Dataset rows
^^^^
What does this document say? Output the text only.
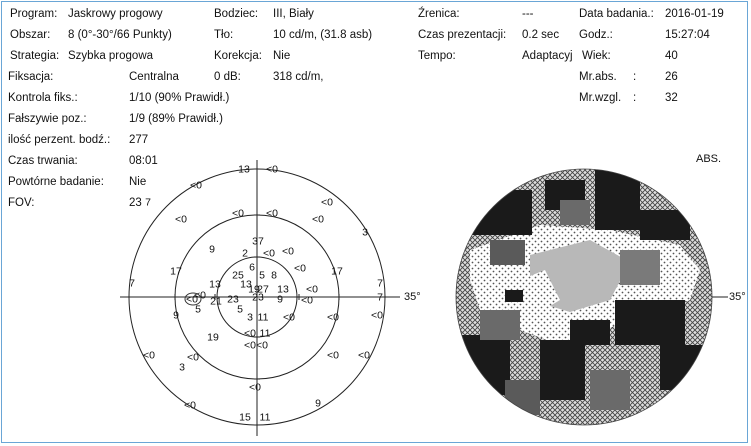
Program: Jaskrowy progowy
Obszar: 8 (0°-30°/66 Punkty)
Strategia: Szybka progowa
Bodziec: III, Biały
Tło:	10 cd/m, (31.8 asb)
Korekcja: Nie
0 dB:	318 cd/m,
Źrenica:	---
Czas prezentacji: 0.2 sec
Tempo:	Adaptacyj
Data badania.: 2016-01-19
Godz.:	15:27:04
Wiek:	40
Mr.abs. :	26
Mr.wzgl. :	32
Fiksacja:	Centralna
Kontrola fiks.:	1/10 (90% Prawidł.)
Fałszywie poz.:	1/9 (89% Prawidł.)
ilość perzent. bodź.: 277
Czas trwania:	08:01
Powtórne badanie: Nie
FOV:	23
35°
13 <0
<0
<0 <0
7
<0	<0
<0
3
9
37
2 <0 <0
7
17	25
6
5 8
<0 17
7
13 13
19
27 13 <0
<0
<0 21 23 23 9 <0	7
9 5	5
3 11 <0	<0	<0
<0 11
19
<0 <0
<0	<0	<0 <0
3
<0
<0	9
15 11
ABS.
35°
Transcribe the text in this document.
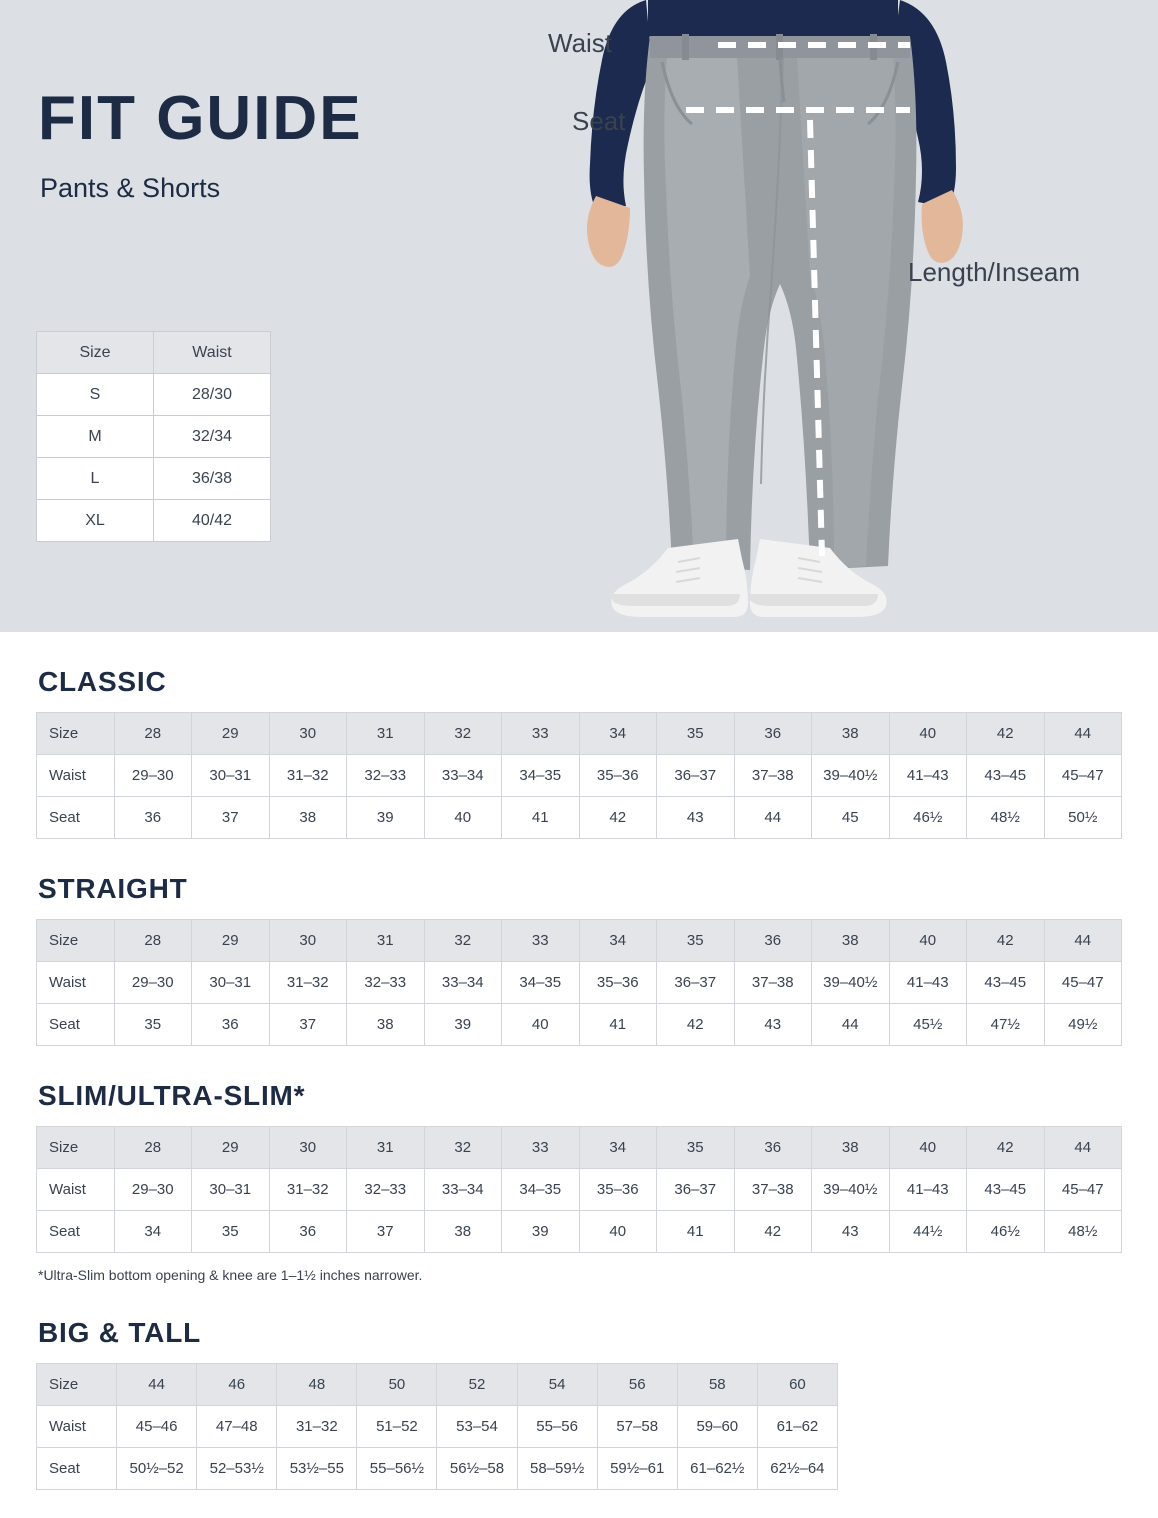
FIT GUIDE
Pants & Shorts
Waist
Seat
Length/Inseam
Size	Waist
S	28/30
M	32/34
L	36/38
XL	40/42
CLASSIC
Size	28	29	30	31	32	33	34	35	36	38	40	42	44
Waist	29–30	30–31	31–32	32–33	33–34	34–35	35–36	36–37	37–38	39–40½	41–43	43–45	45–47
Seat	36	37	38	39	40	41	42	43	44	45	46½	48½	50½
STRAIGHT
Size	28	29	30	31	32	33	34	35	36	38	40	42	44
Waist	29–30	30–31	31–32	32–33	33–34	34–35	35–36	36–37	37–38	39–40½	41–43	43–45	45–47
Seat	35	36	37	38	39	40	41	42	43	44	45½	47½	49½
SLIM/ULTRA-SLIM*
Size	28	29	30	31	32	33	34	35	36	38	40	42	44
Waist	29–30	30–31	31–32	32–33	33–34	34–35	35–36	36–37	37–38	39–40½	41–43	43–45	45–47
Seat	34	35	36	37	38	39	40	41	42	43	44½	46½	48½
*Ultra-Slim bottom opening & knee are 1–1½ inches narrower.
BIG & TALL
Size	44	46	48	50	52	54	56	58	60
Waist	45–46	47–48	31–32	51–52	53–54	55–56	57–58	59–60	61–62
Seat	50½–52	52–53½	53½–55	55–56½	56½–58	58–59½	59½–61	61–62½	62½–64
^^^^
Instructions for the task :: Give only a number: how many lines of the data hold the string "Czas"?

Solution for this exercise :: 2